**TASK BRIEF**.
Read through the data and report every line in which the word "name" occurs.

— START —

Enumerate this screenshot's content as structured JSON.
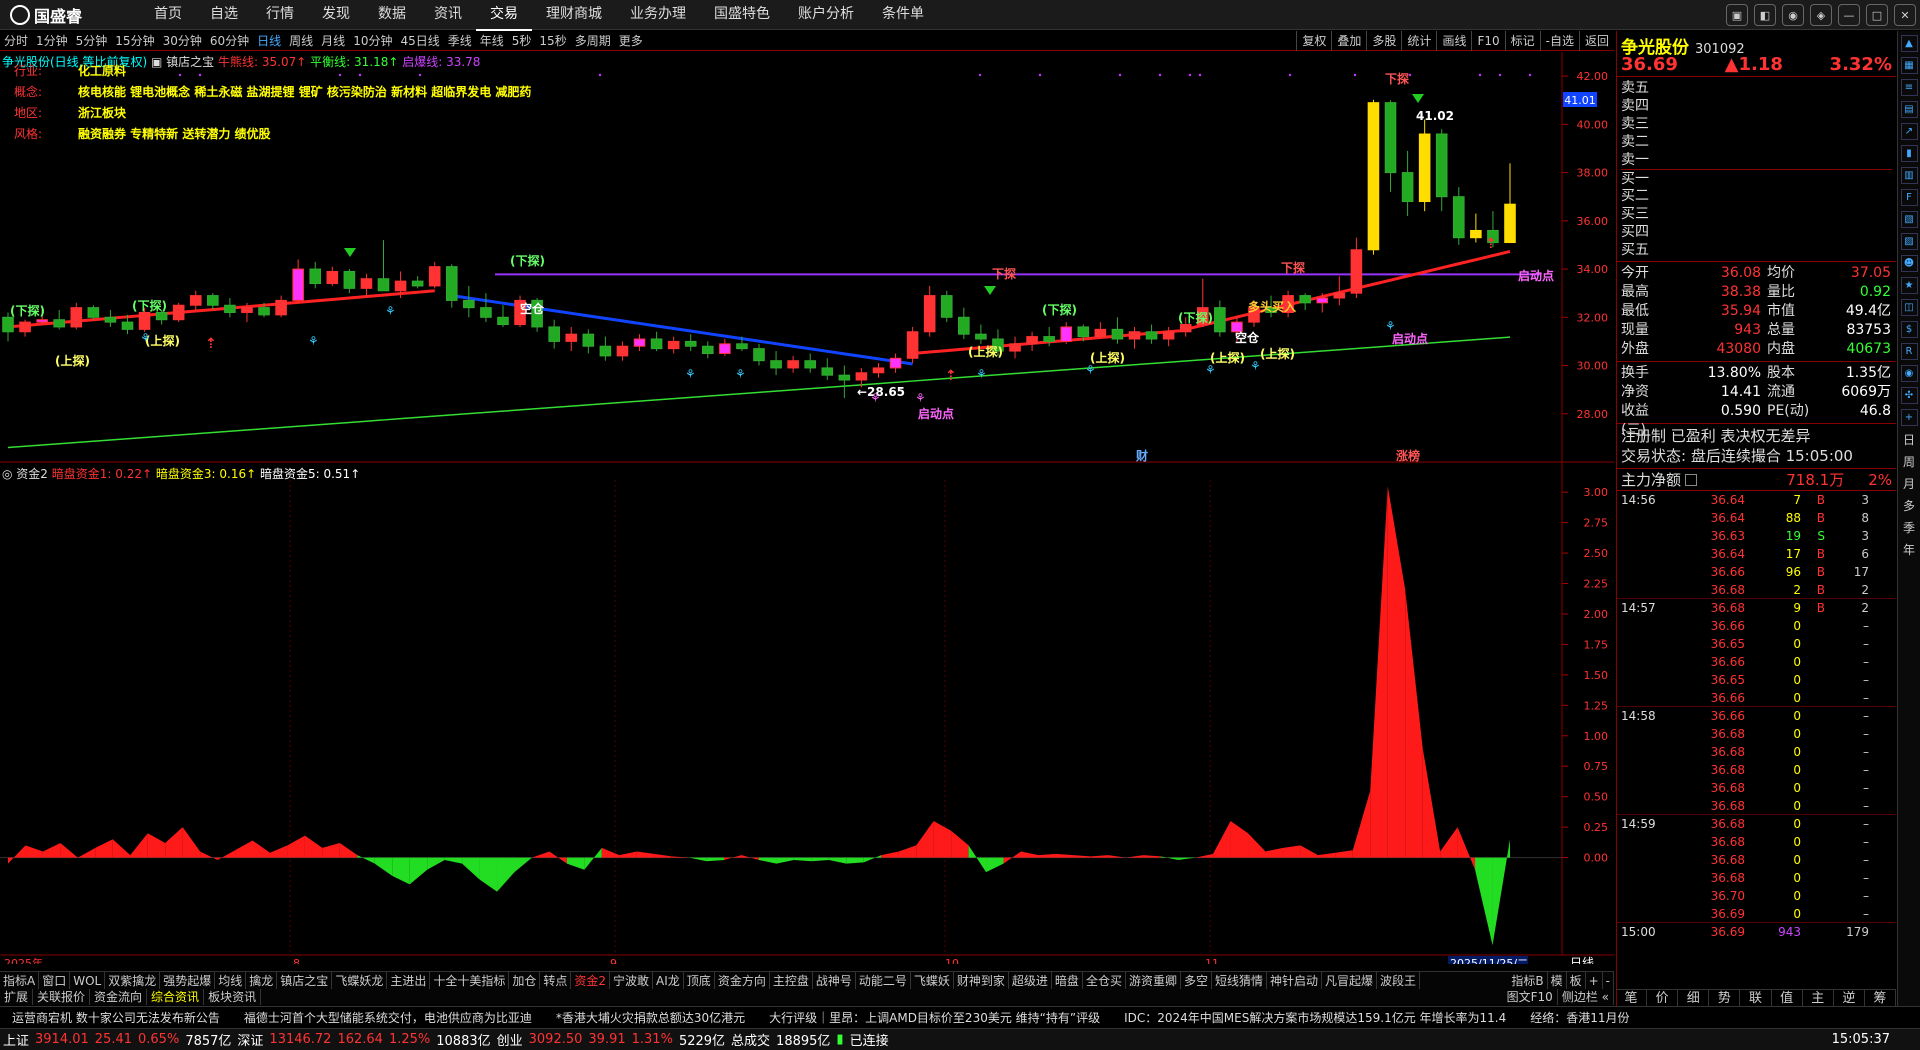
{
  "app": {
    "logo": "国盛睿"
  },
  "menu": [
    "首页",
    "自选",
    "行情",
    "发现",
    "数据",
    "资讯",
    "交易",
    "理财商城",
    "业务办理",
    "国盛特色",
    "账户分析",
    "条件单"
  ],
  "menu_active": 6,
  "window_controls": [
    "msg",
    "min-chat",
    "user",
    "stack",
    "min",
    "max",
    "close"
  ],
  "periods": [
    "分时",
    "1分钟",
    "5分钟",
    "15分钟",
    "30分钟",
    "60分钟",
    "日线",
    "周线",
    "月线",
    "10分钟",
    "45日线",
    "季线",
    "年线",
    "5秒",
    "15秒",
    "多周期",
    "更多"
  ],
  "period_active": 6,
  "right_tools": [
    "复权",
    "叠加",
    "多股",
    "统计",
    "画线",
    "F10",
    "标记",
    "-自选",
    "返回"
  ],
  "chart_header": {
    "stock": "争光股份(日线,等比前复权)",
    "indicator": "镇店之宝",
    "line1": "牛熊线: 35.07↑",
    "line2": "平衡线: 31.18↑",
    "line3": "启爆线: 33.78"
  },
  "info_rows": [
    {
      "k": "行业:",
      "v": "化工原料"
    },
    {
      "k": "概念:",
      "v": "核电核能 锂电池概念 稀土永磁 盐湖提锂 锂矿 核污染防治 新材料 超临界发电 减肥药"
    },
    {
      "k": "地区:",
      "v": "浙江板块"
    },
    {
      "k": "风格:",
      "v": "融资融券 专精特新 送转潜力 绩优股"
    }
  ],
  "sub_header": {
    "name": "资金2",
    "a": "暗盘资金1: 0.22↑",
    "b": "暗盘资金3: 0.16↑",
    "c": "暗盘资金5: 0.51↑"
  },
  "x_axis_labels": [
    {
      "text": "2025年",
      "month": "Jul"
    },
    {
      "text": "8",
      "month": "Aug"
    },
    {
      "text": "9",
      "month": "Sep"
    },
    {
      "text": "10",
      "month": "Oct"
    },
    {
      "text": "11",
      "month": "Nov"
    },
    {
      "text": "2025/11/25/二",
      "month": "cursor"
    }
  ],
  "x_axis_right": "日线",
  "chart_labels": {
    "up_probe": "(上探)",
    "down_probe": "(下探)",
    "down_probe2": "下探",
    "start_point": "启动点",
    "empty_pos": "空仓",
    "buy": "多头买入",
    "low_mark": "←28.65",
    "high_mark": "41.02",
    "fin": "财",
    "limit": "涨榜",
    "price_tag": "41.01"
  },
  "indicator_tabs": [
    "指标A",
    "窗口",
    "WOL",
    "双紫擒龙",
    "强势起爆",
    "均线",
    "擒龙",
    "镇店之宝",
    "飞蝶妖龙",
    "主进出",
    "十全十美指标",
    "加仓",
    "转点",
    "资金2",
    "宁波敢",
    "AI龙",
    "顶底",
    "资金方向",
    "主控盘",
    "战神号",
    "动能二号",
    "飞蝶妖",
    "财神到家",
    "超级进",
    "暗盘",
    "全仓买",
    "游资重卿",
    "多空",
    "短线猜情",
    "神针启动",
    "凡冒起爆",
    "波段王"
  ],
  "indicator_active": 13,
  "indicator_right": [
    "指标B",
    "模",
    "板",
    "+",
    "-"
  ],
  "bottom_tabs": [
    "扩展",
    "关联报价",
    "资金流向",
    "综合资讯",
    "板块资讯"
  ],
  "bottom_tab_active": 3,
  "bottom_right_tabs": [
    "图文F10",
    "侧边栏 «"
  ],
  "news": [
    "运营商宕机 数十家公司无法发布新公告",
    "福德士河首个大型储能系统交付，电池供应商为比亚迪",
    "*香港大埔火灾捐款总额达30亿港元",
    "大行评级｜里昂：上调AMD目标价至230美元 维持“持有”评级",
    "IDC：2024年中国MES解决方案市场规模达159.1亿元 年增长率为11.4",
    "经络：香港11月份"
  ],
  "status": {
    "sh": {
      "name": "上证",
      "v": "3914.01",
      "chg": "25.41",
      "pct": "0.65%",
      "amt": "7857亿"
    },
    "sz": {
      "name": "深证",
      "v": "13146.72",
      "chg": "162.64",
      "pct": "1.25%",
      "amt": "10883亿"
    },
    "cy": {
      "name": "创业",
      "v": "3092.50",
      "chg": "39.91",
      "pct": "1.31%",
      "amt": "5229亿"
    },
    "total_label": "总成交",
    "total": "18895亿",
    "conn": "已连接",
    "time": "15:05:37"
  },
  "quote": {
    "name": "争光股份",
    "code": "301092",
    "price": "36.69",
    "chg": "▲1.18",
    "pct": "3.32%",
    "asks": [
      "卖五",
      "卖四",
      "卖三",
      "卖二",
      "卖一"
    ],
    "bids": [
      "买一",
      "买二",
      "买三",
      "买四",
      "买五"
    ],
    "stats": [
      {
        "l": "今开",
        "v": "36.08",
        "vc": "red",
        "l2": "均价",
        "v2": "37.05",
        "v2c": "red"
      },
      {
        "l": "最高",
        "v": "38.38",
        "vc": "red",
        "l2": "量比",
        "v2": "0.92",
        "v2c": "green"
      },
      {
        "l": "最低",
        "v": "35.94",
        "vc": "red",
        "l2": "市值",
        "v2": "49.4亿",
        "v2c": "white"
      },
      {
        "l": "现量",
        "v": "943",
        "vc": "red",
        "l2": "总量",
        "v2": "83753",
        "v2c": "white"
      },
      {
        "l": "外盘",
        "v": "43080",
        "vc": "red",
        "l2": "内盘",
        "v2": "40673",
        "v2c": "green"
      }
    ],
    "stats2": [
      {
        "l": "换手",
        "v": "13.80%",
        "l2": "股本",
        "v2": "1.35亿"
      },
      {
        "l": "净资",
        "v": "14.41",
        "l2": "流通",
        "v2": "6069万"
      },
      {
        "l": "收益(三)",
        "v": "0.590",
        "l2": "PE(动)",
        "v2": "46.8"
      }
    ],
    "note1": "注册制 已盈利 表决权无差异",
    "note2": "交易状态: 盘后连续撮合 15:05:00",
    "mainflow_label": "主力净额",
    "mainflow_value": "718.1万",
    "mainflow_pct": "2%",
    "ticks": [
      {
        "t": "14:56",
        "p": "36.64",
        "v": "7",
        "s": "B",
        "n": "3"
      },
      {
        "t": "",
        "p": "36.64",
        "v": "88",
        "s": "B",
        "n": "8"
      },
      {
        "t": "",
        "p": "36.63",
        "v": "19",
        "s": "S",
        "n": "3"
      },
      {
        "t": "",
        "p": "36.64",
        "v": "17",
        "s": "B",
        "n": "6"
      },
      {
        "t": "",
        "p": "36.66",
        "v": "96",
        "s": "B",
        "n": "17"
      },
      {
        "t": "",
        "p": "36.68",
        "v": "2",
        "s": "B",
        "n": "2"
      },
      {
        "t": "14:57",
        "p": "36.68",
        "v": "9",
        "s": "B",
        "n": "2"
      },
      {
        "t": "",
        "p": "36.66",
        "v": "0",
        "s": "",
        "n": "–"
      },
      {
        "t": "",
        "p": "36.65",
        "v": "0",
        "s": "",
        "n": "–"
      },
      {
        "t": "",
        "p": "36.66",
        "v": "0",
        "s": "",
        "n": "–"
      },
      {
        "t": "",
        "p": "36.65",
        "v": "0",
        "s": "",
        "n": "–"
      },
      {
        "t": "",
        "p": "36.66",
        "v": "0",
        "s": "",
        "n": "–"
      },
      {
        "t": "14:58",
        "p": "36.66",
        "v": "0",
        "s": "",
        "n": "–"
      },
      {
        "t": "",
        "p": "36.68",
        "v": "0",
        "s": "",
        "n": "–"
      },
      {
        "t": "",
        "p": "36.68",
        "v": "0",
        "s": "",
        "n": "–"
      },
      {
        "t": "",
        "p": "36.68",
        "v": "0",
        "s": "",
        "n": "–"
      },
      {
        "t": "",
        "p": "36.68",
        "v": "0",
        "s": "",
        "n": "–"
      },
      {
        "t": "",
        "p": "36.68",
        "v": "0",
        "s": "",
        "n": "–"
      },
      {
        "t": "14:59",
        "p": "36.68",
        "v": "0",
        "s": "",
        "n": "–"
      },
      {
        "t": "",
        "p": "36.68",
        "v": "0",
        "s": "",
        "n": "–"
      },
      {
        "t": "",
        "p": "36.68",
        "v": "0",
        "s": "",
        "n": "–"
      },
      {
        "t": "",
        "p": "36.68",
        "v": "0",
        "s": "",
        "n": "–"
      },
      {
        "t": "",
        "p": "36.70",
        "v": "0",
        "s": "",
        "n": "–"
      },
      {
        "t": "",
        "p": "36.69",
        "v": "0",
        "s": "",
        "n": "–"
      },
      {
        "t": "15:00",
        "p": "36.69",
        "v": "943",
        "s": "",
        "n": "179"
      }
    ],
    "tabs": [
      "笔",
      "价",
      "细",
      "势",
      "联",
      "值",
      "主",
      "逆",
      "筹"
    ]
  },
  "sidebar_text": [
    "日",
    "周",
    "月",
    "多",
    "季",
    "年"
  ],
  "colors": {
    "up": "#ff3333",
    "down": "#33cc33",
    "bg": "#000000",
    "accent": "#ffff00",
    "purple": "#9933ff",
    "blue": "#1144ff"
  },
  "chart_data": {
    "type": "candlestick",
    "price_axis": {
      "ticks": [
        28.0,
        30.0,
        32.0,
        34.0,
        36.0,
        38.0,
        40.0,
        42.0
      ],
      "ylim": [
        26.0,
        43.0
      ]
    },
    "candles": [
      [
        32.0,
        32.2,
        31.0,
        31.4
      ],
      [
        31.4,
        31.9,
        31.2,
        31.8
      ],
      [
        31.8,
        32.4,
        31.7,
        31.9
      ],
      [
        31.9,
        32.3,
        31.5,
        31.6
      ],
      [
        31.6,
        32.6,
        31.5,
        32.4
      ],
      [
        32.4,
        32.5,
        31.9,
        32.0
      ],
      [
        32.0,
        32.3,
        31.6,
        31.8
      ],
      [
        31.8,
        32.1,
        31.3,
        31.5
      ],
      [
        31.5,
        32.4,
        31.4,
        32.2
      ],
      [
        32.2,
        32.3,
        31.7,
        31.9
      ],
      [
        31.9,
        32.6,
        31.8,
        32.5
      ],
      [
        32.5,
        33.1,
        32.3,
        32.9
      ],
      [
        32.9,
        33.0,
        32.3,
        32.5
      ],
      [
        32.5,
        32.8,
        32.0,
        32.2
      ],
      [
        32.2,
        32.6,
        31.8,
        32.4
      ],
      [
        32.4,
        32.6,
        32.0,
        32.1
      ],
      [
        32.1,
        32.9,
        32.0,
        32.7
      ],
      [
        32.7,
        34.4,
        32.6,
        34.0
      ],
      [
        34.0,
        34.3,
        33.2,
        33.4
      ],
      [
        33.4,
        34.1,
        33.3,
        33.9
      ],
      [
        33.9,
        34.0,
        33.0,
        33.2
      ],
      [
        33.2,
        33.8,
        32.9,
        33.6
      ],
      [
        33.6,
        35.2,
        33.4,
        33.1
      ],
      [
        33.1,
        33.9,
        32.8,
        33.5
      ],
      [
        33.5,
        33.7,
        33.2,
        33.3
      ],
      [
        33.3,
        34.3,
        33.2,
        34.1
      ],
      [
        34.1,
        34.2,
        32.4,
        32.7
      ],
      [
        32.7,
        33.3,
        32.0,
        32.4
      ],
      [
        32.4,
        33.0,
        31.8,
        32.0
      ],
      [
        32.0,
        32.5,
        31.6,
        31.7
      ],
      [
        31.7,
        32.9,
        31.6,
        32.7
      ],
      [
        32.7,
        32.8,
        31.4,
        31.6
      ],
      [
        31.6,
        31.9,
        30.7,
        31.0
      ],
      [
        31.0,
        31.6,
        30.6,
        31.3
      ],
      [
        31.3,
        31.5,
        30.5,
        30.8
      ],
      [
        30.8,
        31.2,
        30.2,
        30.4
      ],
      [
        30.4,
        31.0,
        30.2,
        30.8
      ],
      [
        30.8,
        31.3,
        30.6,
        31.1
      ],
      [
        31.1,
        31.4,
        30.6,
        30.7
      ],
      [
        30.7,
        31.2,
        30.5,
        31.0
      ],
      [
        31.0,
        31.3,
        30.6,
        30.8
      ],
      [
        30.8,
        31.0,
        30.3,
        30.5
      ],
      [
        30.5,
        31.1,
        30.4,
        30.9
      ],
      [
        30.9,
        31.2,
        30.6,
        30.7
      ],
      [
        30.7,
        30.9,
        30.0,
        30.2
      ],
      [
        30.2,
        30.6,
        29.6,
        29.9
      ],
      [
        29.9,
        30.4,
        29.7,
        30.2
      ],
      [
        30.2,
        30.5,
        29.7,
        29.9
      ],
      [
        29.9,
        30.3,
        29.4,
        29.6
      ],
      [
        29.6,
        30.0,
        28.65,
        29.4
      ],
      [
        29.4,
        29.9,
        29.1,
        29.7
      ],
      [
        29.7,
        30.1,
        29.5,
        29.9
      ],
      [
        29.9,
        30.5,
        29.7,
        30.3
      ],
      [
        30.3,
        31.6,
        30.1,
        31.4
      ],
      [
        31.4,
        33.3,
        31.2,
        32.9
      ],
      [
        32.9,
        33.1,
        31.8,
        32.0
      ],
      [
        32.0,
        32.4,
        31.1,
        31.3
      ],
      [
        31.3,
        31.7,
        30.9,
        31.1
      ],
      [
        31.1,
        31.5,
        30.4,
        30.6
      ],
      [
        30.6,
        31.2,
        30.3,
        30.9
      ],
      [
        30.9,
        31.4,
        30.6,
        31.2
      ],
      [
        31.2,
        31.6,
        30.8,
        31.0
      ],
      [
        31.0,
        31.8,
        30.9,
        31.6
      ],
      [
        31.6,
        31.7,
        31.0,
        31.2
      ],
      [
        31.2,
        31.8,
        31.1,
        31.5
      ],
      [
        31.5,
        32.0,
        30.9,
        31.1
      ],
      [
        31.1,
        31.6,
        30.7,
        31.4
      ],
      [
        31.4,
        31.7,
        30.9,
        31.1
      ],
      [
        31.1,
        31.6,
        30.8,
        31.4
      ],
      [
        31.4,
        32.0,
        31.2,
        31.7
      ],
      [
        31.7,
        33.6,
        31.6,
        32.4
      ],
      [
        32.4,
        32.7,
        31.2,
        31.4
      ],
      [
        31.4,
        32.0,
        31.0,
        31.8
      ],
      [
        31.8,
        32.6,
        31.6,
        32.4
      ],
      [
        32.4,
        32.9,
        32.0,
        32.2
      ],
      [
        32.2,
        33.1,
        32.0,
        32.9
      ],
      [
        32.9,
        33.0,
        32.3,
        32.6
      ],
      [
        32.6,
        33.0,
        32.2,
        32.8
      ],
      [
        32.8,
        33.7,
        32.5,
        33.0
      ],
      [
        33.0,
        35.3,
        32.8,
        34.8
      ],
      [
        34.8,
        41.02,
        34.6,
        40.9
      ],
      [
        40.9,
        41.0,
        37.2,
        38.0
      ],
      [
        38.0,
        38.9,
        36.2,
        36.8
      ],
      [
        36.8,
        40.2,
        36.4,
        39.6
      ],
      [
        39.6,
        39.8,
        36.4,
        37.0
      ],
      [
        37.0,
        37.4,
        35.0,
        35.3
      ],
      [
        35.3,
        36.3,
        35.1,
        35.6
      ],
      [
        35.6,
        36.4,
        34.9,
        35.1
      ],
      [
        35.1,
        38.38,
        35.2,
        36.69
      ]
    ],
    "sub_axis": {
      "ticks": [
        0.0,
        0.25,
        0.5,
        0.75,
        1.0,
        1.25,
        1.5,
        1.75,
        2.0,
        2.25,
        2.5,
        2.75,
        3.0
      ],
      "ylim": [
        -0.8,
        3.1
      ]
    },
    "sub_series": [
      -0.05,
      0.1,
      0.05,
      0.12,
      0.0,
      0.08,
      0.15,
      0.02,
      0.2,
      0.12,
      0.25,
      0.05,
      -0.02,
      0.06,
      0.14,
      0.04,
      0.1,
      0.18,
      0.08,
      0.12,
      0.02,
      -0.05,
      -0.15,
      -0.22,
      -0.1,
      -0.02,
      -0.05,
      -0.18,
      -0.28,
      -0.12,
      0.0,
      0.05,
      -0.05,
      -0.1,
      0.08,
      0.02,
      0.05,
      0.03,
      0.01,
      0.0,
      -0.03,
      -0.02,
      0.02,
      -0.02,
      -0.05,
      -0.02,
      -0.03,
      -0.02,
      -0.05,
      -0.04,
      0.02,
      0.05,
      0.1,
      0.3,
      0.22,
      0.1,
      -0.12,
      -0.05,
      0.05,
      0.02,
      0.03,
      0.02,
      0.01,
      0.02,
      0.0,
      0.02,
      0.01,
      -0.02,
      0.0,
      0.03,
      0.3,
      0.2,
      0.05,
      0.08,
      0.1,
      0.02,
      0.04,
      0.06,
      0.55,
      3.05,
      2.2,
      0.9,
      0.05,
      0.25,
      -0.1,
      -0.72,
      0.15
    ],
    "lines": {
      "red": "bull-bear line",
      "blue": "balance segment",
      "green": "long trend",
      "purple": "start line 33.78"
    }
  }
}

— END —

**WORKED SOLUTION**.
    "name": "资金2",
      "name": "上证",
      "name": "深证",
      "name": "创业",
    "name": "争光股份",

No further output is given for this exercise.